# [Saved entries]
--- Begin ---

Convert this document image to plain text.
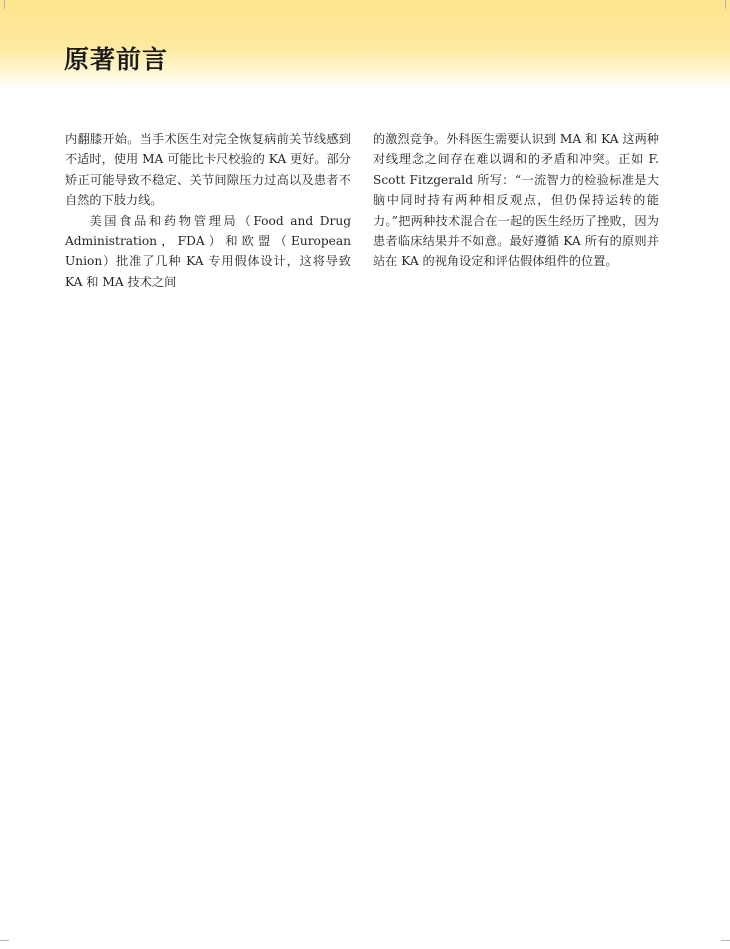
原著前言

内翻膝开始。当手术医生对完全恢复病前关节线感到不适时，使用 MA 可能比卡尺校验的 KA 更好。部分矫正可能导致不稳定、关节间隙压力过高以及患者不自然的下肢力线。

美国食品和药物管理局（Food and Drug Administration，FDA）和欧盟（European Union）批准了几种 KA 专用假体设计，这将导致 KA 和 MA 技术之间

的激烈竞争。外科医生需要认识到 MA 和 KA 这两种对线理念之间存在难以调和的矛盾和冲突。正如 F. Scott Fitzgerald 所写：“一流智力的检验标准是大脑中同时持有两种相反观点，但仍保持运转的能力。”把两种技术混合在一起的医生经历了挫败，因为患者临床结果并不如意。最好遵循 KA 所有的原则并站在 KA 的视角设定和评估假体组件的位置。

--- End ---

# [What the task asks]
Leave out the pictures and print every line of the data exactly.

# [The response]
Convert this document image to plain text.
原著前言

内翻膝开始。当手术医生对完全恢复病前关节线感到不适时，使用 MA 可能比卡尺校验的 KA 更好。部分矫正可能导致不稳定、关节间隙压力过高以及患者不自然的下肢力线。

美国食品和药物管理局（Food and Drug Administration，FDA）和欧盟（European Union）批准了几种 KA 专用假体设计，这将导致 KA 和 MA 技术之间

的激烈竞争。外科医生需要认识到 MA 和 KA 这两种对线理念之间存在难以调和的矛盾和冲突。正如 F. Scott Fitzgerald 所写：“一流智力的检验标准是大脑中同时持有两种相反观点，但仍保持运转的能力。”把两种技术混合在一起的医生经历了挫败，因为患者临床结果并不如意。最好遵循 KA 所有的原则并站在 KA 的视角设定和评估假体组件的位置。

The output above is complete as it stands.